:: What is asked ::
Scan the records for the word "this". Copy each line that includes it.

----

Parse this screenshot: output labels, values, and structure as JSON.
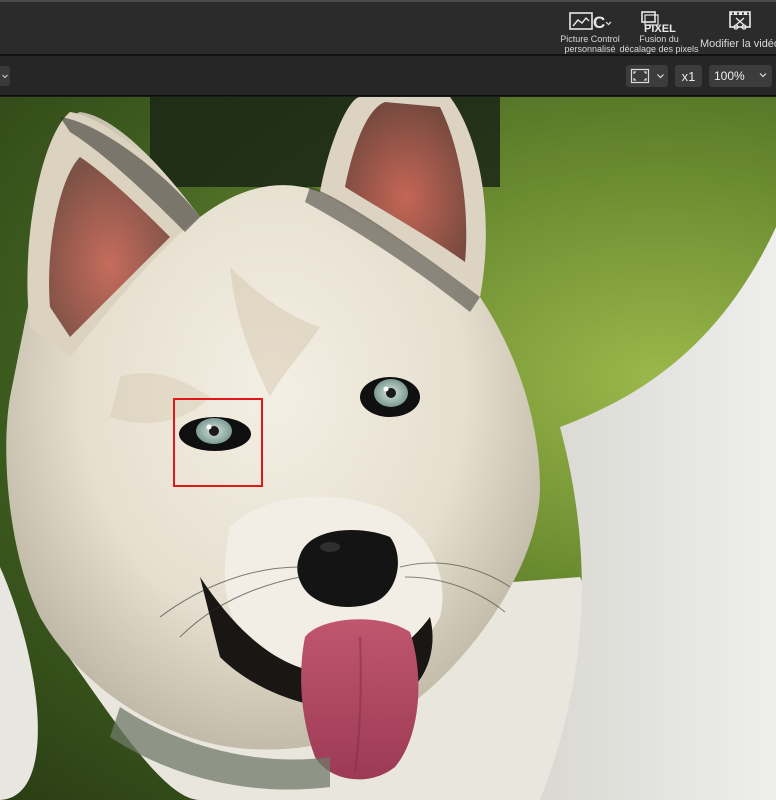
{
  "toolbar": {
    "picture_control": {
      "line1": "Picture Control",
      "line2": "personnalisé",
      "icon": "picture-control-icon"
    },
    "pixel_shift": {
      "line1": "Fusion du",
      "line2": "décalage des pixels",
      "icon": "pixel-shift-icon"
    },
    "edit_video": {
      "label": "Modifier la vidéo",
      "icon": "video-edit-icon"
    }
  },
  "viewbar": {
    "fit_icon": "fit-to-screen-icon",
    "multiplier_label": "x1",
    "zoom_value": "100%"
  },
  "viewer": {
    "subject": "photo",
    "focus_indicator_color": "#e01818"
  }
}
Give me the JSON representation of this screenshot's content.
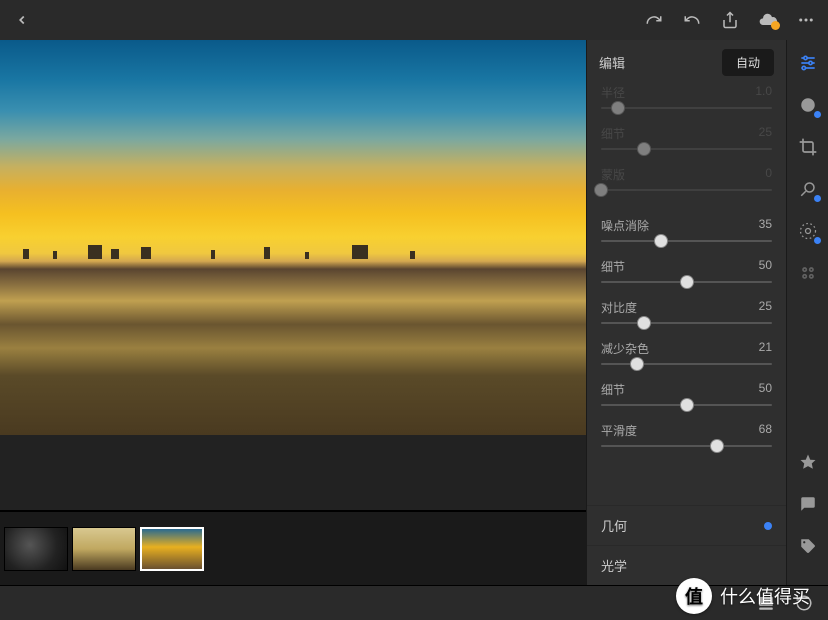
{
  "header": {
    "edit_label": "编辑",
    "auto_label": "自动"
  },
  "sliders": [
    {
      "label": "半径",
      "value": "1.0",
      "pos": 10,
      "dim": true
    },
    {
      "label": "细节",
      "value": "25",
      "pos": 25,
      "dim": true
    },
    {
      "label": "蒙版",
      "value": "0",
      "pos": 0,
      "dim": true
    },
    {
      "label": "噪点消除",
      "value": "35",
      "pos": 35,
      "dim": false
    },
    {
      "label": "细节",
      "value": "50",
      "pos": 50,
      "dim": false
    },
    {
      "label": "对比度",
      "value": "25",
      "pos": 25,
      "dim": false
    },
    {
      "label": "减少杂色",
      "value": "21",
      "pos": 21,
      "dim": false
    },
    {
      "label": "细节",
      "value": "50",
      "pos": 50,
      "dim": false
    },
    {
      "label": "平滑度",
      "value": "68",
      "pos": 68,
      "dim": false
    }
  ],
  "sections": {
    "geometry": "几何",
    "optics": "光学"
  },
  "watermark": {
    "badge": "值",
    "text": "什么值得买"
  }
}
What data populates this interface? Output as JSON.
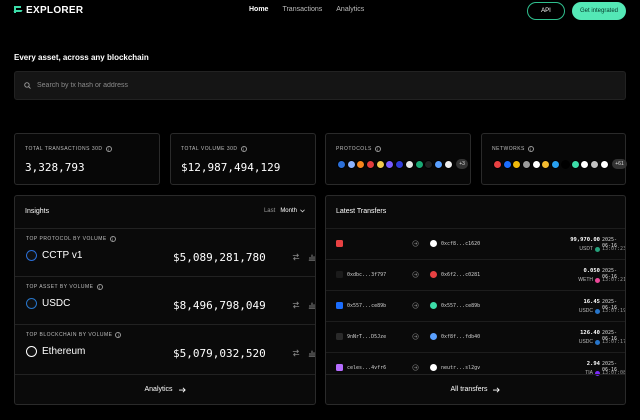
{
  "nav": {
    "logo": "EXPLORER",
    "links": [
      "Home",
      "Transactions",
      "Analytics"
    ],
    "active": "Home",
    "api_label": "API",
    "cta_label": "Get integrated"
  },
  "hero": {
    "tagline": "Every asset, across any blockchain",
    "search_placeholder": "Search by tx hash or address"
  },
  "stats": {
    "transactions": {
      "label": "TOTAL TRANSACTIONS 30D",
      "value": "3,328,793"
    },
    "volume": {
      "label": "TOTAL VOLUME 30D",
      "value": "$12,987,494,129"
    },
    "protocols": {
      "label": "PROTOCOLS",
      "more": "+3",
      "colors": [
        "#2b6fd8",
        "#8bb3ff",
        "#f6851b",
        "#e03c3c",
        "#f2c94c",
        "#7a5cff",
        "#2f3bd6",
        "#e6e6e6",
        "#19a974",
        "#222",
        "#5aa0ff",
        "#eeeeee"
      ]
    },
    "networks": {
      "label": "NETWORKS",
      "more": "+61",
      "colors": [
        "#e84142",
        "#1b6dfd",
        "#f0b90b",
        "#9a9a9a",
        "#ffffff",
        "#f3ba2f",
        "#28a0f0",
        "#000",
        "#3cdca8",
        "#ffffff",
        "#c0c0c0",
        "#ffffff"
      ]
    }
  },
  "insights": {
    "title": "Insights",
    "period_label": "Last",
    "period_value": "Month",
    "rows": [
      {
        "label": "TOP PROTOCOL BY VOLUME",
        "name": "CCTP v1",
        "amount": "$5,089,281,780",
        "icon": "cctp-icon",
        "color": "#2b6fd8"
      },
      {
        "label": "TOP ASSET BY VOLUME",
        "name": "USDC",
        "amount": "$8,496,798,049",
        "icon": "usdc-icon",
        "color": "#2775ca"
      },
      {
        "label": "TOP BLOCKCHAIN BY VOLUME",
        "name": "Ethereum",
        "amount": "$5,079,032,520",
        "icon": "ethereum-icon",
        "color": "#ffffff"
      }
    ],
    "footer": "Analytics"
  },
  "transfers": {
    "title": "Latest Transfers",
    "rows": [
      {
        "src": "",
        "src_color": "#e84142",
        "dst": "0xcf8...c1620",
        "dst_color": "#ffffff",
        "amount": "99,970.00",
        "token": "USDT",
        "token_color": "#26a17b",
        "date": "2025-06-16",
        "time": "13:07:23"
      },
      {
        "src": "0xdbc...3f797",
        "src_color": "#1b1b1b",
        "dst": "0x6f2...c0281",
        "dst_color": "#e84142",
        "amount": "0.050",
        "token": "WETH",
        "token_color": "#ec4899",
        "date": "2025-06-16",
        "time": "13:07:21"
      },
      {
        "src": "0x557...ce89b",
        "src_color": "#1b6dfd",
        "dst": "0x557...ce89b",
        "dst_color": "#3cdca8",
        "amount": "16.45",
        "token": "USDC",
        "token_color": "#2775ca",
        "date": "2025-06-16",
        "time": "13:07:19"
      },
      {
        "src": "9nNrT...D5Jze",
        "src_color": "#2a2a2a",
        "dst": "0xf8f...fdb40",
        "dst_color": "#5aa0ff",
        "amount": "126.40",
        "token": "USDC",
        "token_color": "#2775ca",
        "date": "2025-06-16",
        "time": "13:07:17"
      },
      {
        "src": "celes...4vfr6",
        "src_color": "#b66dff",
        "dst": "neutr...sl2gv",
        "dst_color": "#ffffff",
        "amount": "2.94",
        "token": "TIA",
        "token_color": "#7b2bf9",
        "date": "2025-06-16",
        "time": "13:07:08"
      }
    ],
    "footer": "All transfers"
  }
}
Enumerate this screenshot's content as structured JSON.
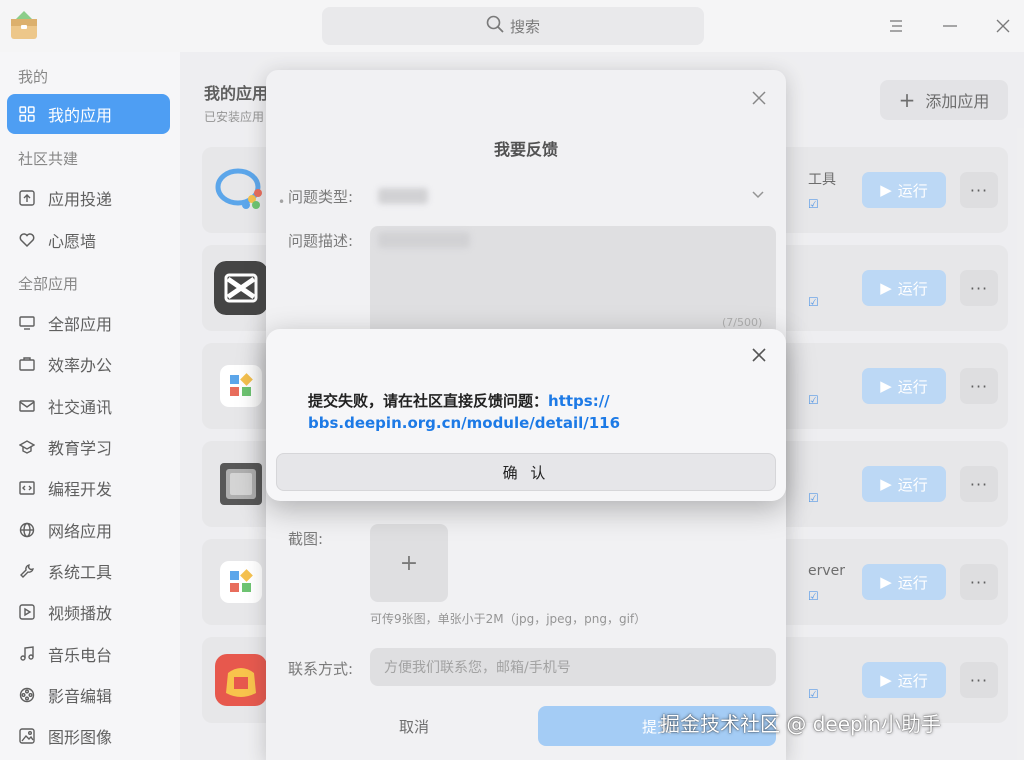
{
  "search": {
    "label": "搜索"
  },
  "sidebar": {
    "sections": [
      {
        "title": "我的",
        "items": [
          {
            "label": "我的应用",
            "icon": "grid-icon",
            "active": true
          }
        ]
      },
      {
        "title": "社区共建",
        "items": [
          {
            "label": "应用投递",
            "icon": "upload-icon"
          },
          {
            "label": "心愿墙",
            "icon": "heart-icon"
          }
        ]
      },
      {
        "title": "全部应用",
        "items": [
          {
            "label": "全部应用",
            "icon": "monitor-icon"
          },
          {
            "label": "效率办公",
            "icon": "briefcase-icon"
          },
          {
            "label": "社交通讯",
            "icon": "mail-icon"
          },
          {
            "label": "教育学习",
            "icon": "graduation-cap-icon"
          },
          {
            "label": "编程开发",
            "icon": "code-icon"
          },
          {
            "label": "网络应用",
            "icon": "globe-icon"
          },
          {
            "label": "系统工具",
            "icon": "wrench-icon"
          },
          {
            "label": "视频播放",
            "icon": "play-icon"
          },
          {
            "label": "音乐电台",
            "icon": "music-icon"
          },
          {
            "label": "影音编辑",
            "icon": "film-reel-icon"
          },
          {
            "label": "图形图像",
            "icon": "image-icon"
          }
        ]
      }
    ]
  },
  "main": {
    "title": "我的应用",
    "subtitle": "已安装应用",
    "add_button": "添加应用",
    "run_label": "运行",
    "more_label": "···",
    "cards": [
      {
        "icon": "wecom-app-icon",
        "text": "工具",
        "edit": "☑"
      },
      {
        "icon": "capcut-app-icon",
        "text": "",
        "edit": "☑"
      },
      {
        "icon": "deepin-app-icon",
        "text": "",
        "edit": "☑"
      },
      {
        "icon": "chip-app-icon",
        "text": "",
        "edit": "☑"
      },
      {
        "icon": "deepin-app-icon",
        "text": "erver",
        "edit": "☑"
      },
      {
        "icon": "mail-app-icon",
        "text": "",
        "edit": "☑"
      }
    ]
  },
  "feedback": {
    "title": "我要反馈",
    "type_label": "问题类型:",
    "desc_label": "问题描述:",
    "counter": "(7/500)",
    "screenshot_label": "截图:",
    "screenshot_add": "+",
    "screenshot_hint": "可传9张图，单张小于2M（jpg，jpeg，png，gif）",
    "contact_label": "联系方式:",
    "contact_placeholder": "方便我们联系您，邮箱/手机号",
    "cancel": "取消",
    "submit": "提交"
  },
  "error_dialog": {
    "message": "提交失败，请在社区直接反馈问题：",
    "link_part1": "https://",
    "link_part2": "bbs.deepin.org.cn/module/detail/116",
    "confirm": "确 认"
  },
  "watermark": "掘金技术社区 @ deepin小助手",
  "colors": {
    "accent": "#1d83f0",
    "link": "#1d7ae6",
    "run_button": "#aacdf2"
  }
}
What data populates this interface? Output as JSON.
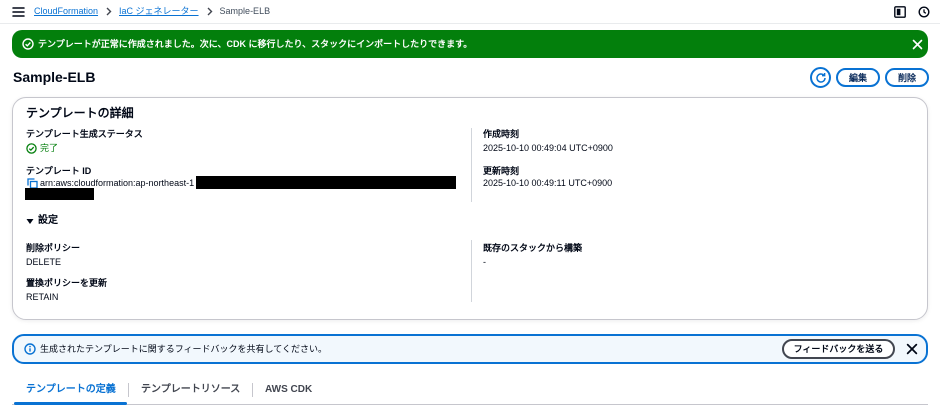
{
  "colors": {
    "link": "#0972d3",
    "success": "#037f0c",
    "text": "#000716",
    "info_background": "#f2f8fd",
    "redaction": "#000000"
  },
  "topbar": {
    "menu_icon": "menu-icon",
    "breadcrumb": [
      {
        "label": "CloudFormation",
        "link": true
      },
      {
        "label": "IaC ジェネレーター",
        "link": true
      },
      {
        "label": "Sample-ELB",
        "link": false
      }
    ],
    "separator_icon": "chevron-right-icon",
    "tool_icons": [
      "split-panel-icon",
      "clock-icon"
    ]
  },
  "flash": {
    "type": "success",
    "icon": "status-success-icon",
    "message": "テンプレートが正常に作成されました。次に、CDK に移行したり、スタックにインポートしたりできます。",
    "close_icon": "close-icon"
  },
  "header": {
    "title": "Sample-ELB",
    "refresh_icon": "refresh-icon",
    "edit_label": "編集",
    "delete_label": "削除"
  },
  "details": {
    "title": "テンプレートの詳細",
    "status_label": "テンプレート生成ステータス",
    "status_value": "完了",
    "status_icon": "status-success-icon",
    "template_id_label": "テンプレート ID",
    "template_id_value": "arn:aws:cloudformation:ap-northeast-1",
    "copy_icon": "copy-icon",
    "created_label": "作成時刻",
    "created_value": "2025-10-10 00:49:04 UTC+0900",
    "updated_label": "更新時刻",
    "updated_value": "2025-10-10 00:49:11 UTC+0900",
    "settings": {
      "toggle_label": "設定",
      "expanded": true,
      "toggle_icon": "caret-down-icon",
      "deletion_policy_label": "削除ポリシー",
      "deletion_policy_value": "DELETE",
      "update_replace_policy_label": "置換ポリシーを更新",
      "update_replace_policy_value": "RETAIN",
      "from_existing_stack_label": "既存のスタックから構築",
      "from_existing_stack_value": "-"
    }
  },
  "feedback": {
    "icon": "info-icon",
    "message": "生成されたテンプレートに関するフィードバックを共有してください。",
    "button_label": "フィードバックを送る",
    "close_icon": "close-icon"
  },
  "tabs": [
    {
      "label": "テンプレートの定義",
      "active": true
    },
    {
      "label": "テンプレートリソース",
      "active": false
    },
    {
      "label": "AWS CDK",
      "active": false
    }
  ]
}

----

:: Response ::
Parse this screenshot: output labels, values, and structure as JSON.
Give me the JSON representation of this screenshot's content.
What data populates this interface? Output as JSON.
Enumerate this screenshot's content as structured JSON.
What data populates this interface? Output as JSON.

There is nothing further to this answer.